• [What to produce]:
Look through the records below and collect all lines that hold the string "Κοινωνίας".

-- Data excerpts start --

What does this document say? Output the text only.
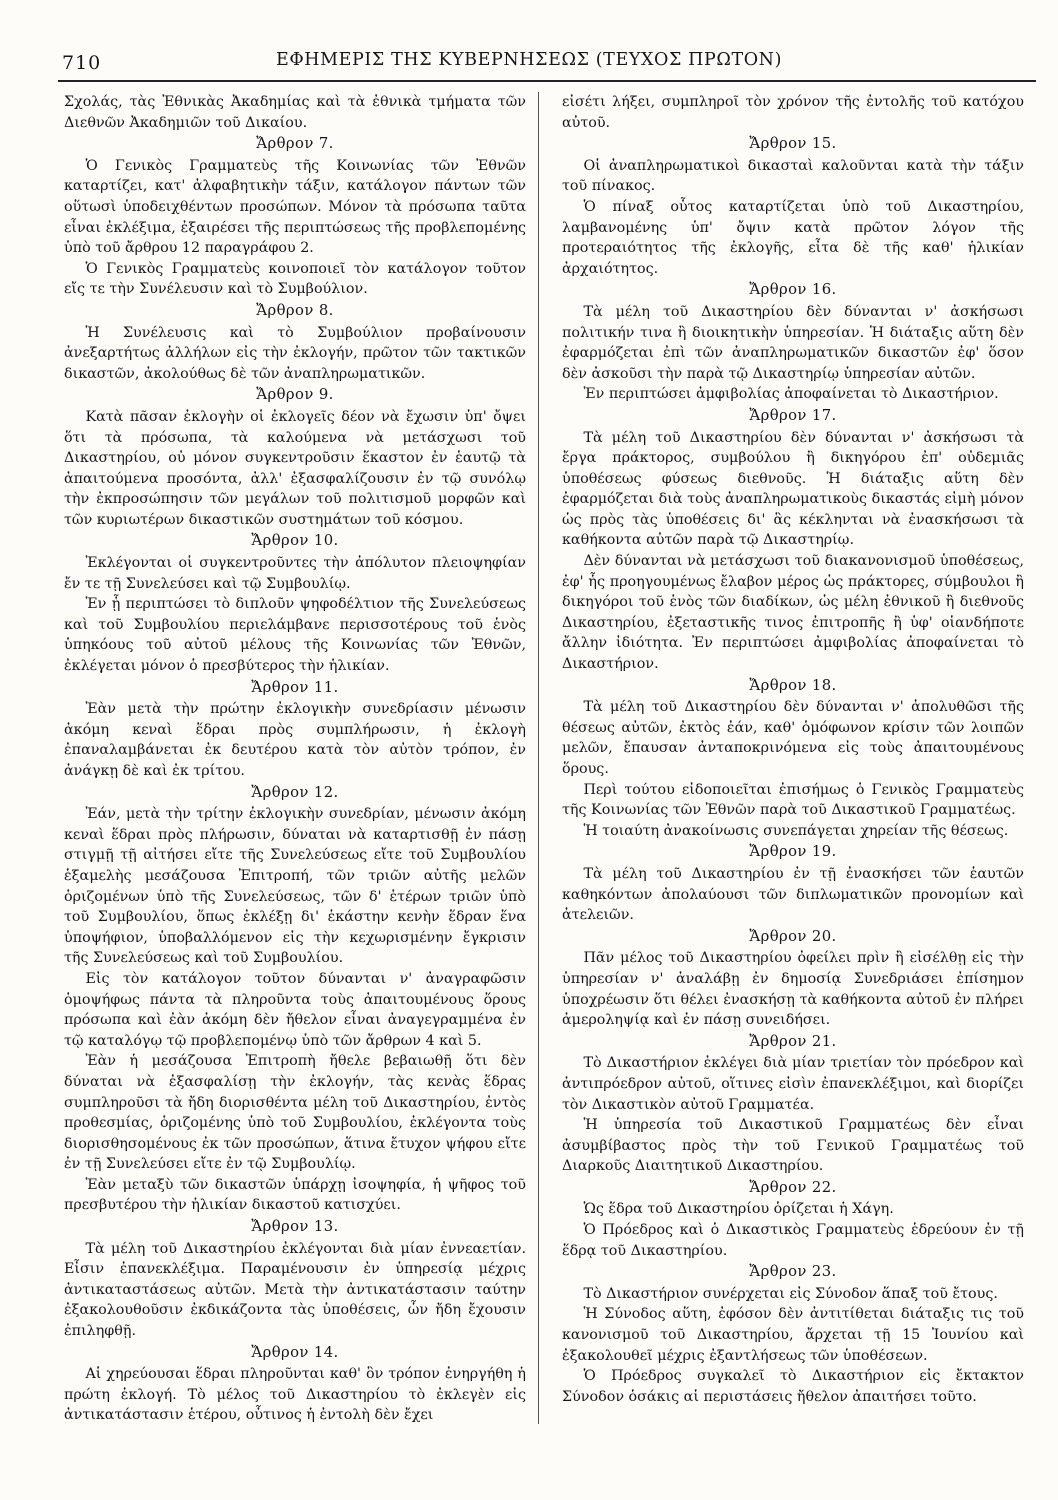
710	ΕΦΗΜΕΡΙΣ ΤΗΣ ΚΥΒΕΡΝΗΣΕΩΣ (ΤΕΥΧΟΣ ΠΡΩΤΟΝ)

Σχολάς, τὰς Ἐθνικὰς Ἀκαδημίας καὶ τὰ ἐθνικὰ τμήματα τῶν Διεθνῶν Ἀκαδημιῶν τοῦ Δικαίου.

Ἄρθρον 7.

Ὁ Γενικὸς Γραμματεὺς τῆς Κοινωνίας τῶν Ἐθνῶν καταρτίζει, κατ' ἀλφαβητικὴν τάξιν, κατάλογον πάντων τῶν οὕτωσὶ ὑποδειχθέντων προσώπων. Μόνον τὰ πρόσωπα ταῦτα εἶναι ἐκλέξιμα, ἐξαιρέσει τῆς περιπτώσεως τῆς προβλεπομένης ὑπὸ τοῦ ἄρθρου 12 παραγράφου 2.

Ὁ Γενικὸς Γραμματεὺς κοινοποιεῖ τὸν κατάλογον τοῦτον εἴς τε τὴν Συνέλευσιν καὶ τὸ Συμβούλιον.

Ἄρθρον 8.

Ἡ Συνέλευσις καὶ τὸ Συμβούλιον προβαίνουσιν ἀνεξαρτήτως ἀλλήλων εἰς τὴν ἐκλογήν, πρῶτον τῶν τακτικῶν δικαστῶν, ἀκολούθως δὲ τῶν ἀναπληρωματικῶν.

Ἄρθρον 9.

Κατὰ πᾶσαν ἐκλογὴν οἱ ἐκλογεῖς δέον νὰ ἔχωσιν ὑπ' ὄψει ὅτι τὰ πρόσωπα, τὰ καλούμενα νὰ μετάσχωσι τοῦ Δικαστηρίου, οὐ μόνον συγκεντροῦσιν ἕκαστον ἐν ἑαυτῷ τὰ ἀπαιτούμενα προσόντα, ἀλλ' ἐξασφαλίζουσιν ἐν τῷ συνόλῳ τὴν ἐκπροσώπησιν τῶν μεγάλων τοῦ πολιτισμοῦ μορφῶν καὶ τῶν κυριωτέρων δικαστικῶν συστημάτων τοῦ κόσμου.

Ἄρθρον 10.

Ἐκλέγονται οἱ συγκεντροῦντες τὴν ἀπόλυτον πλειοψηφίαν ἔν τε τῇ Συνελεύσει καὶ τῷ Συμβουλίῳ.

Ἐν ᾗ περιπτώσει τὸ διπλοῦν ψηφοδέλτιον τῆς Συνελεύσεως καὶ τοῦ Συμβουλίου περιελάμβανε περισσοτέρους τοῦ ἑνὸς ὑπηκόους τοῦ αὐτοῦ μέλους τῆς Κοινωνίας τῶν Ἐθνῶν, ἐκλέγεται μόνον ὁ πρεσβύτερος τὴν ἡλικίαν.

Ἄρθρον 11.

Ἐὰν μετὰ τὴν πρώτην ἐκλογικὴν συνεδρίασιν μένωσιν ἀκόμη κεναὶ ἕδραι πρὸς συμπλήρωσιν, ἡ ἐκλογὴ ἐπαναλαμβάνεται ἐκ δευτέρου κατὰ τὸν αὐτὸν τρόπον, ἐν ἀνάγκῃ δὲ καὶ ἐκ τρίτου.

Ἄρθρον 12.

Ἐάν, μετὰ τὴν τρίτην ἐκλογικὴν συνεδρίαν, μένωσιν ἀκόμη κεναὶ ἕδραι πρὸς πλήρωσιν, δύναται νὰ καταρτισθῇ ἐν πάσῃ στιγμῇ τῇ αἰτήσει εἴτε τῆς Συνελεύσεως εἴτε τοῦ Συμβουλίου ἑξαμελὴς μεσάζουσα Ἐπιτροπή, τῶν τριῶν αὐτῆς μελῶν ὁριζομένων ὑπὸ τῆς Συνελεύσεως, τῶν δ' ἑτέρων τριῶν ὑπὸ τοῦ Συμβουλίου, ὅπως ἐκλέξῃ δι' ἑκάστην κενὴν ἕδραν ἕνα ὑποψήφιον, ὑποβαλλόμενον εἰς τὴν κεχωρισμένην ἔγκρισιν τῆς Συνελεύσεως καὶ τοῦ Συμβουλίου.

Εἰς τὸν κατάλογον τοῦτον δύνανται ν' ἀναγραφῶσιν ὁμοψήφως πάντα τὰ πληροῦντα τοὺς ἀπαιτουμένους ὅρους πρόσωπα καὶ ἐὰν ἀκόμη δὲν ἤθελον εἶναι ἀναγεγραμμένα ἐν τῷ καταλόγῳ τῷ προβλεπομένῳ ὑπὸ τῶν ἄρθρων 4 καὶ 5.

Ἐὰν ἡ μεσάζουσα Ἐπιτροπὴ ἤθελε βεβαιωθῇ ὅτι δὲν δύναται νὰ ἐξασφαλίσῃ τὴν ἐκλογήν, τὰς κενὰς ἕδρας συμπληροῦσι τὰ ἤδη διορισθέντα μέλη τοῦ Δικαστηρίου, ἐντὸς προθεσμίας, ὁριζομένης ὑπὸ τοῦ Συμβουλίου, ἐκλέγοντα τοὺς διορισθησομένους ἐκ τῶν προσώπων, ἅτινα ἔτυχον ψήφου εἴτε ἐν τῇ Συνελεύσει εἴτε ἐν τῷ Συμβουλίῳ.

Ἐὰν μεταξὺ τῶν δικαστῶν ὑπάρχῃ ἰσοψηφία, ἡ ψῆφος τοῦ πρεσβυτέρου τὴν ἡλικίαν δικαστοῦ κατισχύει.

Ἄρθρον 13.

Τὰ μέλη τοῦ Δικαστηρίου ἐκλέγονται διὰ μίαν ἐννεαετίαν. Εἶσιν ἐπανεκλέξιμα. Παραμένουσιν ἐν ὑπηρεσίᾳ μέχρις ἀντικαταστάσεως αὐτῶν. Μετὰ τὴν ἀντικατάστασιν ταύτην ἐξακολουθοῦσιν ἐκδικάζοντα τὰς ὑποθέσεις, ὧν ἤδη ἔχουσιν ἐπιληφθῇ.

Ἄρθρον 14.

Αἱ χηρεύουσαι ἕδραι πληροῦνται καθ' ὃν τρόπον ἐνηργήθη ἡ πρώτη ἐκλογή. Τὸ μέλος τοῦ Δικαστηρίου τὸ ἐκλεγὲν εἰς ἀντικατάστασιν ἑτέρου, οὗτινος ἡ ἐντολὴ δὲν ἔχει

εἰσέτι λήξει, συμπληροῖ τὸν χρόνον τῆς ἐντολῆς τοῦ κατόχου αὐτοῦ.

Ἄρθρον 15.

Οἱ ἀναπληρωματικοὶ δικασταὶ καλοῦνται κατὰ τὴν τάξιν τοῦ πίνακος.

Ὁ πίναξ οὗτος καταρτίζεται ὑπὸ τοῦ Δικαστηρίου, λαμβανομένης ὑπ' ὄψιν κατὰ πρῶτον λόγον τῆς προτεραιότητος τῆς ἐκλογῆς, εἶτα δὲ τῆς καθ' ἡλικίαν ἀρχαιότητος.

Ἄρθρον 16.

Τὰ μέλη τοῦ Δικαστηρίου δὲν δύνανται ν' ἀσκήσωσι πολιτικήν τινα ἢ διοικητικὴν ὑπηρεσίαν. Ἡ διάταξις αὕτη δὲν ἐφαρμόζεται ἐπὶ τῶν ἀναπληρωματικῶν δικαστῶν ἐφ' ὅσον δὲν ἀσκοῦσι τὴν παρὰ τῷ Δικαστηρίῳ ὑπηρεσίαν αὐτῶν.

Ἐν περιπτώσει ἀμφιβολίας ἀποφαίνεται τὸ Δικαστήριον.

Ἄρθρον 17.

Τὰ μέλη τοῦ Δικαστηρίου δὲν δύνανται ν' ἀσκήσωσι τὰ ἔργα πράκτορος, συμβούλου ἢ δικηγόρου ἐπ' οὐδεμιᾶς ὑποθέσεως φύσεως διεθνοῦς. Ἡ διάταξις αὕτη δὲν ἐφαρμόζεται διὰ τοὺς ἀναπληρωματικοὺς δικαστάς εἰμὴ μόνον ὡς πρὸς τὰς ὑποθέσεις δι' ἃς κέκληνται νὰ ἐνασκήσωσι τὰ καθήκοντα αὐτῶν παρὰ τῷ Δικαστηρίῳ.

Δὲν δύνανται νὰ μετάσχωσι τοῦ διακανονισμοῦ ὑποθέσεως, ἐφ' ἧς προηγουμένως ἔλαβον μέρος ὡς πράκτορες, σύμβουλοι ἢ δικηγόροι τοῦ ἑνὸς τῶν διαδίκων, ὡς μέλη ἐθνικοῦ ἢ διεθνοῦς Δικαστηρίου, ἐξεταστικῆς τινος ἐπιτροπῆς ἢ ὑφ' οἱανδήποτε ἄλλην ἰδιότητα. Ἐν περιπτώσει ἀμφιβολίας ἀποφαίνεται τὸ Δικαστήριον.

Ἄρθρον 18.

Τὰ μέλη τοῦ Δικαστηρίου δὲν δύνανται ν' ἀπολυθῶσι τῆς θέσεως αὐτῶν, ἐκτὸς ἐάν, καθ' ὁμόφωνον κρίσιν τῶν λοιπῶν μελῶν, ἔπαυσαν ἀνταποκρινόμενα εἰς τοὺς ἀπαιτουμένους ὅρους.

Περὶ τούτου εἰδοποιεῖται ἐπισήμως ὁ Γενικὸς Γραμματεὺς τῆς Κοινωνίας τῶν Ἐθνῶν παρὰ τοῦ Δικαστικοῦ Γραμματέως.

Ἡ τοιαύτη ἀνακοίνωσις συνεπάγεται χηρείαν τῆς θέσεως.

Ἄρθρον 19.

Τὰ μέλη τοῦ Δικαστηρίου ἐν τῇ ἐνασκήσει τῶν ἑαυτῶν καθηκόντων ἀπολαύουσι τῶν διπλωματικῶν προνομίων καὶ ἀτελειῶν.

Ἄρθρον 20.

Πᾶν μέλος τοῦ Δικαστηρίου ὀφείλει πρὶν ἢ εἰσέλθῃ εἰς τὴν ὑπηρεσίαν ν' ἀναλάβῃ ἐν δημοσίᾳ Συνεδριάσει ἐπίσημον ὑποχρέωσιν ὅτι θέλει ἐνασκήσῃ τὰ καθήκοντα αὐτοῦ ἐν πλήρει ἀμεροληψίᾳ καὶ ἐν πάσῃ συνειδήσει.

Ἄρθρον 21.

Τὸ Δικαστήριον ἐκλέγει διὰ μίαν τριετίαν τὸν πρόεδρον καὶ ἀντιπρόεδρον αὐτοῦ, οἵτινες εἰσὶν ἐπανεκλέξιμοι, καὶ διορίζει τὸν Δικαστικὸν αὐτοῦ Γραμματέα.

Ἡ ὑπηρεσία τοῦ Δικαστικοῦ Γραμματέως δὲν εἶναι ἀσυμβίβαστος πρὸς τὴν τοῦ Γενικοῦ Γραμματέως τοῦ Διαρκοῦς Διαιτητικοῦ Δικαστηρίου.

Ἄρθρον 22.

Ὡς ἕδρα τοῦ Δικαστηρίου ὁρίζεται ἡ Χάγη.

Ὁ Πρόεδρος καὶ ὁ Δικαστικὸς Γραμματεὺς ἑδρεύουν ἐν τῇ ἕδρᾳ τοῦ Δικαστηρίου.

Ἄρθρον 23.

Τὸ Δικαστήριον συνέρχεται εἰς Σύνοδον ἅπαξ τοῦ ἔτους.

Ἡ Σύνοδος αὕτη, ἐφόσον δὲν ἀντιτίθεται διάταξις τις τοῦ κανονισμοῦ τοῦ Δικαστηρίου, ἄρχεται τῇ 15 Ἰουνίου καὶ ἐξακολουθεῖ μέχρις ἐξαντλήσεως τῶν ὑποθέσεων.

Ὁ Πρόεδρος συγκαλεῖ τὸ Δικαστήριον εἰς ἔκτακτον Σύνοδον ὁσάκις αἱ περιστάσεις ἤθελον ἀπαιτήσει τοῦτο.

-- Data excerpts end --

• [Written reply]:
Ὁ Γενικὸς Γραμματεὺς τῆς Κοινωνίας τῶν Ἐθνῶν καταρτίζει, κατ' ἀλφαβητικὴν τάξιν, κατάλογον πάντων τῶν οὕτωσὶ ὑποδειχθέντων προσώπων. Μόνον τὰ πρόσωπα ταῦτα εἶναι ἐκλέξιμα, ἐξαιρέσει τῆς περιπτώσεως τῆς προβλεπομένης ὑπὸ τοῦ ἄρθρου 12 παραγράφου 2.
Ἐν ᾗ περιπτώσει τὸ διπλοῦν ψηφοδέλτιον τῆς Συνελεύσεως καὶ τοῦ Συμβουλίου περιελάμβανε περισσοτέρους τοῦ ἑνὸς ὑπηκόους τοῦ αὐτοῦ μέλους τῆς Κοινωνίας τῶν Ἐθνῶν, ἐκλέγεται μόνον ὁ πρεσβύτερος τὴν ἡλικίαν.
Περὶ τούτου εἰδοποιεῖται ἐπισήμως ὁ Γενικὸς Γραμματεὺς τῆς Κοινωνίας τῶν Ἐθνῶν παρὰ τοῦ Δικαστικοῦ Γραμματέως.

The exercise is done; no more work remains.